Aim: Using the records below, count the lines with "prima" in them. Give the number only.

Material provided:
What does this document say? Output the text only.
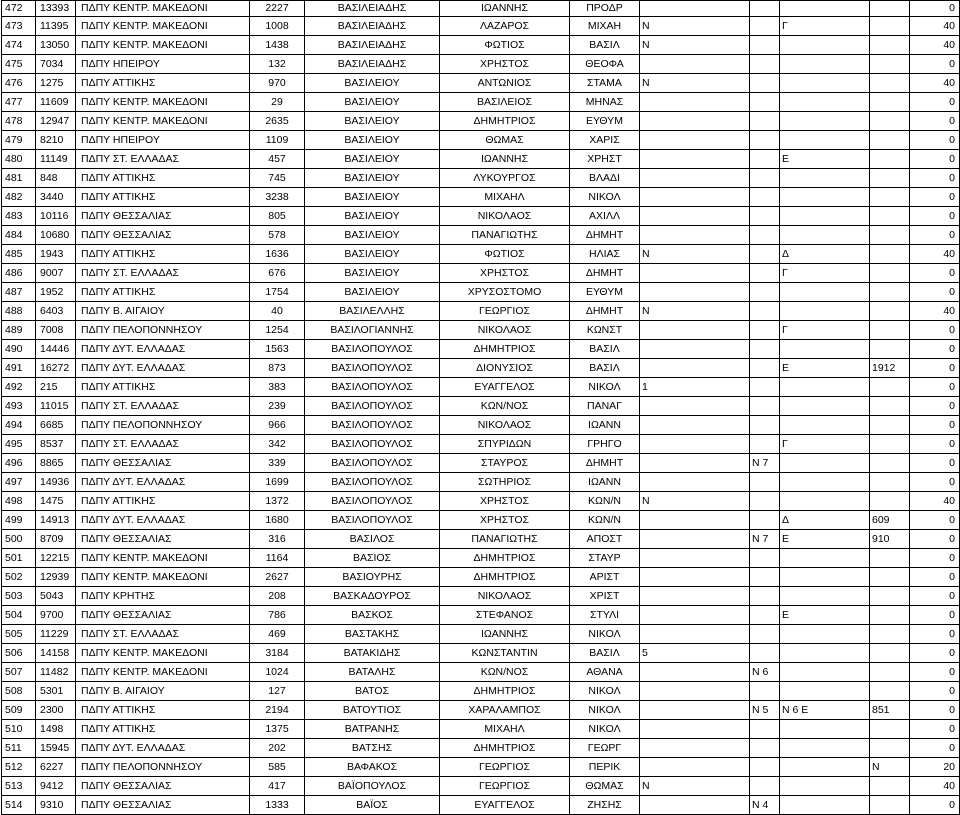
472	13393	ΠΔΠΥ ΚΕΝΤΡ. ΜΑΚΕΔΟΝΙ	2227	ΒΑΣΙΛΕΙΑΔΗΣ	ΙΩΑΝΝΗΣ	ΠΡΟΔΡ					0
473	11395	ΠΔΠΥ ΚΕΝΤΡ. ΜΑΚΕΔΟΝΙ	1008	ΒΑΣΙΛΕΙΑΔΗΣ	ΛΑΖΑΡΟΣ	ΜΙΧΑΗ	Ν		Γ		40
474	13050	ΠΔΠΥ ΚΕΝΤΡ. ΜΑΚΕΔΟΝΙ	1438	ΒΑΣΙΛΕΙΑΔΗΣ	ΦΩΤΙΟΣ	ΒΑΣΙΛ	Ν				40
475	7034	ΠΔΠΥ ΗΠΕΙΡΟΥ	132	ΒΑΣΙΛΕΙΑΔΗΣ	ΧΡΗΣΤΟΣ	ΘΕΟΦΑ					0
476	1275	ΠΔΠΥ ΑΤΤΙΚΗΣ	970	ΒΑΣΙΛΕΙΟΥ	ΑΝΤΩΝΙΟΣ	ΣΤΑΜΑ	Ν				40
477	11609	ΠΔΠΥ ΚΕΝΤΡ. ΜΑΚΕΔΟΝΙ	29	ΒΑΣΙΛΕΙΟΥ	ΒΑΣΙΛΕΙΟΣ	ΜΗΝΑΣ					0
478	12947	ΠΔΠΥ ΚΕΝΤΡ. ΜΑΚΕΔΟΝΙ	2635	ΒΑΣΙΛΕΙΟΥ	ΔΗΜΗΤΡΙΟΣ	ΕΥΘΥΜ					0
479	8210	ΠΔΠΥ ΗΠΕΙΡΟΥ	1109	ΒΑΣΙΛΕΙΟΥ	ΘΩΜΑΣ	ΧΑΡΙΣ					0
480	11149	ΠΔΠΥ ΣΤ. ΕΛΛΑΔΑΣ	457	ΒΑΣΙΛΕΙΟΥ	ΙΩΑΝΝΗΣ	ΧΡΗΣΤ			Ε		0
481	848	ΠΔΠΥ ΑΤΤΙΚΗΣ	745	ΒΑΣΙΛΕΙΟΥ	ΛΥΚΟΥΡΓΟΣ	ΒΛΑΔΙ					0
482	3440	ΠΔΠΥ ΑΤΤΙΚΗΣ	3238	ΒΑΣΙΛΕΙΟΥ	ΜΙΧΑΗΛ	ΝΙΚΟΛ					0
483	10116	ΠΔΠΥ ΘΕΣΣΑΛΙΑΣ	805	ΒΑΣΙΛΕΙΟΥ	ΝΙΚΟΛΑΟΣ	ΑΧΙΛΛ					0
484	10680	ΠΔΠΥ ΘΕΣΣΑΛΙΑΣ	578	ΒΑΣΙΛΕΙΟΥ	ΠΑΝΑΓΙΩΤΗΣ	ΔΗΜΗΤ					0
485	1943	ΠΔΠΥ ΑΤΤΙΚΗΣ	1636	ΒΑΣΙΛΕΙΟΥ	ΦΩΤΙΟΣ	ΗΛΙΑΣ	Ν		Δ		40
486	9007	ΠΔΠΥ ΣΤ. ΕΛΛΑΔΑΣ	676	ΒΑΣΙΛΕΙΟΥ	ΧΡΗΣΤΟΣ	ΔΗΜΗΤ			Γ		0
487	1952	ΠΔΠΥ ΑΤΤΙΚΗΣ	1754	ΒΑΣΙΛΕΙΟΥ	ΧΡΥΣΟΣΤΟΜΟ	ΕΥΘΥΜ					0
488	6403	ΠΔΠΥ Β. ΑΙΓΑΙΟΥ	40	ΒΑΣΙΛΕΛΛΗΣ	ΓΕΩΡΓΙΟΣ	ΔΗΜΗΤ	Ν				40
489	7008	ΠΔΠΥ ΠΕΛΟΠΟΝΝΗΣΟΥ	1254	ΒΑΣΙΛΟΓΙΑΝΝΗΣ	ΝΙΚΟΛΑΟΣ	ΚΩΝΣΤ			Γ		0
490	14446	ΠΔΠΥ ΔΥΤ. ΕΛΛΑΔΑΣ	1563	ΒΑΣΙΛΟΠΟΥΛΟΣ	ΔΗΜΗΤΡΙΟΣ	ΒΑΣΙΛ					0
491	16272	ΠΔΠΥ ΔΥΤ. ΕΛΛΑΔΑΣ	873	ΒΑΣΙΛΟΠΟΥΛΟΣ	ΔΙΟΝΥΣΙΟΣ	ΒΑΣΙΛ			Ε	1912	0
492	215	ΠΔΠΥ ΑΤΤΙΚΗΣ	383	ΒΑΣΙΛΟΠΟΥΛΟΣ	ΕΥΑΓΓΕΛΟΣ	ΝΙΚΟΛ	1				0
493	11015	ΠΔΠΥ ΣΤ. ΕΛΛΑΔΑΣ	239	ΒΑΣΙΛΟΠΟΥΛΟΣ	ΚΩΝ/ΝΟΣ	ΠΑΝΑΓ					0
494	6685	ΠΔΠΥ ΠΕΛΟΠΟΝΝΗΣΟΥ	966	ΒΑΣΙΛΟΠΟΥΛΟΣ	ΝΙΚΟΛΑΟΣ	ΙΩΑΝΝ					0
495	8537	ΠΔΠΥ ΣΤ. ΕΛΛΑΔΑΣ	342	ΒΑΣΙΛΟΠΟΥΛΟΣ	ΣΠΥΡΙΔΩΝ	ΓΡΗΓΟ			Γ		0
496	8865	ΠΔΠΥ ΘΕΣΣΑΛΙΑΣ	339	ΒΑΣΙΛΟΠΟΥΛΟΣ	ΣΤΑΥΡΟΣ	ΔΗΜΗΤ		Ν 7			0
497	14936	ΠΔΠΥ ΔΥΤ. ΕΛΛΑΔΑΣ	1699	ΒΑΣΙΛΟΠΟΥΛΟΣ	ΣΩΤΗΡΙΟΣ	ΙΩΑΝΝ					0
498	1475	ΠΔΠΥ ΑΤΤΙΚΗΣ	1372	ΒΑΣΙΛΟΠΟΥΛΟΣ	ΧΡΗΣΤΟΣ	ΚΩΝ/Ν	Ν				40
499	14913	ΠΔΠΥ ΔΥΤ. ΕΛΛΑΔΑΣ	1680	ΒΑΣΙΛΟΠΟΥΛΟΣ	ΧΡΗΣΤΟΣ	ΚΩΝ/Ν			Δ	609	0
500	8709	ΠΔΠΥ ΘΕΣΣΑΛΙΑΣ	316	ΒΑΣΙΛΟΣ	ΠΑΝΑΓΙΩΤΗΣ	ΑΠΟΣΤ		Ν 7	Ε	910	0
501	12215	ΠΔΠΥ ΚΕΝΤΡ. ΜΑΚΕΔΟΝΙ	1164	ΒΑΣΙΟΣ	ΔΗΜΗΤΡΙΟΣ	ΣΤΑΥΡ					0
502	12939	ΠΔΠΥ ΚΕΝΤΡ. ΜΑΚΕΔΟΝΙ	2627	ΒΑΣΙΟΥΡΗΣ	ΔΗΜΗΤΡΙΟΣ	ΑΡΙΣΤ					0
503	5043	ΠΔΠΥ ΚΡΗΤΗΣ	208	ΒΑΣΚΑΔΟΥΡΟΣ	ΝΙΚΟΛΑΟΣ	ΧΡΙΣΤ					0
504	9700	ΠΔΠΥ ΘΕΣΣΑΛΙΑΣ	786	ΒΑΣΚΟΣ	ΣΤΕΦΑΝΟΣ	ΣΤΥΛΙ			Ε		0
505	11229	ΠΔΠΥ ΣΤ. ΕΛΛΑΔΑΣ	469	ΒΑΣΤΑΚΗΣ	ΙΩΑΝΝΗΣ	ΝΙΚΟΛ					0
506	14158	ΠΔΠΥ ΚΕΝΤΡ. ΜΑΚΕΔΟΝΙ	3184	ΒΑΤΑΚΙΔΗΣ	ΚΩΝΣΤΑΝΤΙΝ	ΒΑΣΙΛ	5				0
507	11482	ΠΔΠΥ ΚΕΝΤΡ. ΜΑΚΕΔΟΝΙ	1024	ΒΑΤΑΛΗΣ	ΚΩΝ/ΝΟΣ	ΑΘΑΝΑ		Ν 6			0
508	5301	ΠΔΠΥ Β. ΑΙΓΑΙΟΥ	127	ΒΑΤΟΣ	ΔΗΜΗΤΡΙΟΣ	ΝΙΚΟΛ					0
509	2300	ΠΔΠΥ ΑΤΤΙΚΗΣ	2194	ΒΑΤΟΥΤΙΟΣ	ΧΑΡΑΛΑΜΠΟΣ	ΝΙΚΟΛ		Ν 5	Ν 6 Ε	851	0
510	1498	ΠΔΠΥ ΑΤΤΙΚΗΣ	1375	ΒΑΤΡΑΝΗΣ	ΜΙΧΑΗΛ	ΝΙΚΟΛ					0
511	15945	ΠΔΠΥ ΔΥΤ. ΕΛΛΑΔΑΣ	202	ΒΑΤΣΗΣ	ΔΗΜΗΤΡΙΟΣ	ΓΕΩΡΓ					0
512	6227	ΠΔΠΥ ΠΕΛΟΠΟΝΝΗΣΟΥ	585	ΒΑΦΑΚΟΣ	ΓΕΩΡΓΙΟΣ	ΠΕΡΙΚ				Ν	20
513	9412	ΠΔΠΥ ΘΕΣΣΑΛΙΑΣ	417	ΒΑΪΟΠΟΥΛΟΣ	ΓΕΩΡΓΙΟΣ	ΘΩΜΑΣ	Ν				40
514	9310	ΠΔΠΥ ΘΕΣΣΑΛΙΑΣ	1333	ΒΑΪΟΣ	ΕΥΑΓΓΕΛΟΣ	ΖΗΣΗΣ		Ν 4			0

* * *

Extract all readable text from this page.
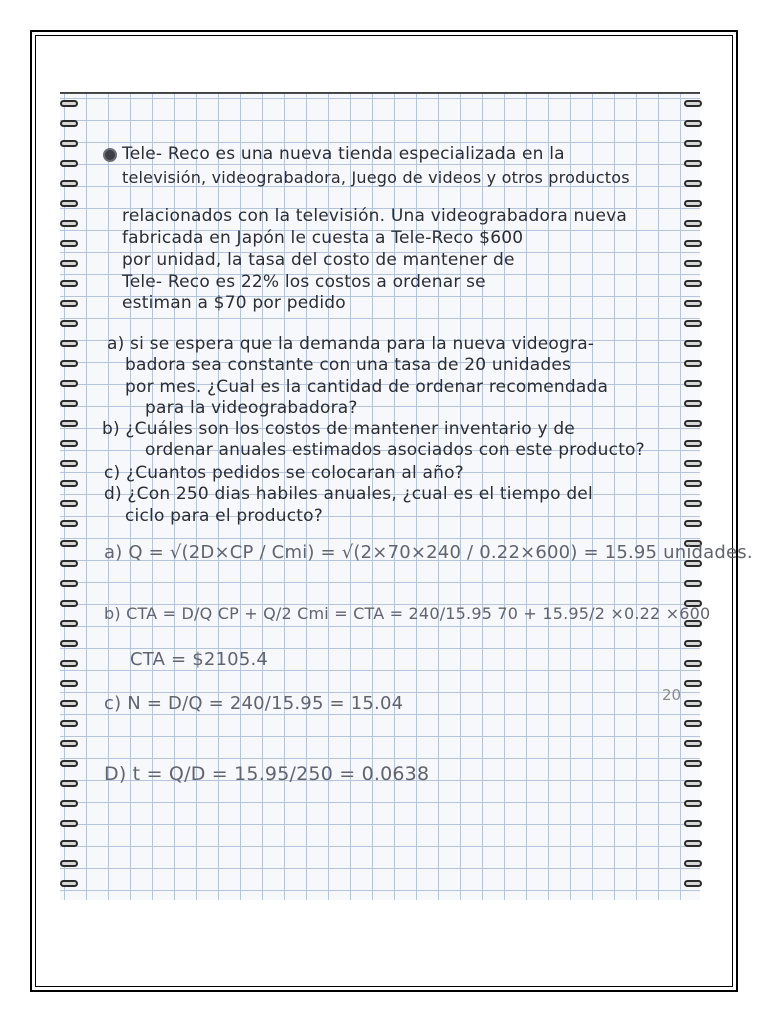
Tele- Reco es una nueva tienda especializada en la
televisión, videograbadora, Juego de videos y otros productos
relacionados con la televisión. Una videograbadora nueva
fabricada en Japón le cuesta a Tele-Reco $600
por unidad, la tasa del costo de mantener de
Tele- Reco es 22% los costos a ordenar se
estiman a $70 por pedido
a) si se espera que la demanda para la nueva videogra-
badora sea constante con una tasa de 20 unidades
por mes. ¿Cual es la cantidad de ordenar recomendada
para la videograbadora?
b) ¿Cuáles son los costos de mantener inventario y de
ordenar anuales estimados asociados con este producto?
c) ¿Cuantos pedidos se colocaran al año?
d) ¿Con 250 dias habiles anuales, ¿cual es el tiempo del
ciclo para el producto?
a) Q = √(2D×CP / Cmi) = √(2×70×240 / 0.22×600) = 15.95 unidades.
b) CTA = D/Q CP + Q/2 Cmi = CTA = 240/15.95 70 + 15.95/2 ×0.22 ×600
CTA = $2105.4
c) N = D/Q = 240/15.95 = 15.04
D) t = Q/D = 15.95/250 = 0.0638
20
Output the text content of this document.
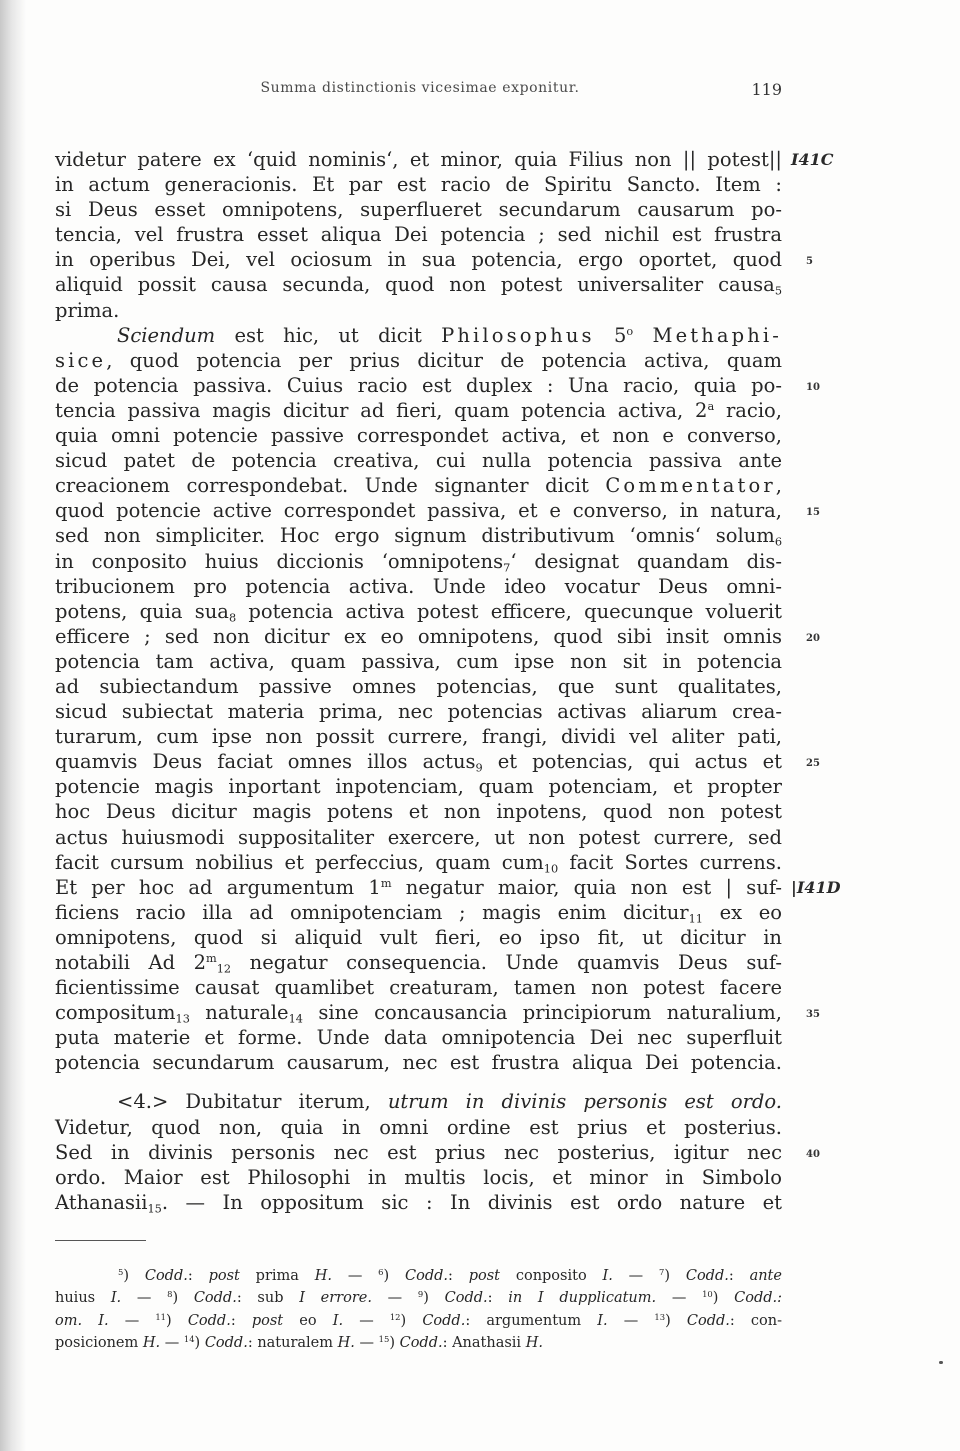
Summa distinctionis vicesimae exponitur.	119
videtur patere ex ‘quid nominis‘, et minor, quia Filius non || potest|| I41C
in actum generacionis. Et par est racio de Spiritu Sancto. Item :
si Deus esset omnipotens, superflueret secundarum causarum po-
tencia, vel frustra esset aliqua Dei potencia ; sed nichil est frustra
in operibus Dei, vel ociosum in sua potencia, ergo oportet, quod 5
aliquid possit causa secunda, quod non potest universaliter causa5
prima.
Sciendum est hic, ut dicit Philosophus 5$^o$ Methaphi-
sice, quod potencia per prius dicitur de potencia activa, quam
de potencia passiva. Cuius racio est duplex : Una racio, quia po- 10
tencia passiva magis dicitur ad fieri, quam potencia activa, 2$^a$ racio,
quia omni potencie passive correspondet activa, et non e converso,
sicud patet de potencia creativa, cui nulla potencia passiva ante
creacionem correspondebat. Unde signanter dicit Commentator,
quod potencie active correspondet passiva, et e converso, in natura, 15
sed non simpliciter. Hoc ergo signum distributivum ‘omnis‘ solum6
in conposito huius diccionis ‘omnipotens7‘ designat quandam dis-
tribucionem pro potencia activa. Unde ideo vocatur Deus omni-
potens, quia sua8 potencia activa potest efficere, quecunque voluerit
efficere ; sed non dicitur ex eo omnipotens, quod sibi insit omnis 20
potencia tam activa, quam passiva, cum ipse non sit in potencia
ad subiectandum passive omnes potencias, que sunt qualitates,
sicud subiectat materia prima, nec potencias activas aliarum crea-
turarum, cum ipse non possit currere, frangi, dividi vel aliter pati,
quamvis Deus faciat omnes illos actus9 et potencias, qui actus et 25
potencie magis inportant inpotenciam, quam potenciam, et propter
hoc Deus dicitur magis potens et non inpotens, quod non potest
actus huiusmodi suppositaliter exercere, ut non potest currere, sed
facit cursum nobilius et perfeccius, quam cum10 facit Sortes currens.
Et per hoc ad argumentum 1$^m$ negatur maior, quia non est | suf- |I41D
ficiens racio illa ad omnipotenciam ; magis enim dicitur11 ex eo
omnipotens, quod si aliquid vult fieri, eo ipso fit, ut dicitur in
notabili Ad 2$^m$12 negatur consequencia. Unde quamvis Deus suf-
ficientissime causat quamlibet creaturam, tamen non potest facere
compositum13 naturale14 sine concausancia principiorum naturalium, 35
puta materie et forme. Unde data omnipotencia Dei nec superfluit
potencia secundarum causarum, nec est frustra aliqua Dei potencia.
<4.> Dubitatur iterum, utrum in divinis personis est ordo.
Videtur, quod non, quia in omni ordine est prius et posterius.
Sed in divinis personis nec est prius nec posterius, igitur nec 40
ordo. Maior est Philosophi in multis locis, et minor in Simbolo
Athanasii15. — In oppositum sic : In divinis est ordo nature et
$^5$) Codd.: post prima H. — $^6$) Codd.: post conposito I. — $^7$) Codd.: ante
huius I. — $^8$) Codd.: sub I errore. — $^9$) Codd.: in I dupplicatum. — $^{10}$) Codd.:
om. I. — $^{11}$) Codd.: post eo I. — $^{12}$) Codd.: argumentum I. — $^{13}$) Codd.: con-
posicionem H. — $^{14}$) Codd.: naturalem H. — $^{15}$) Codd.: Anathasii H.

Result: 3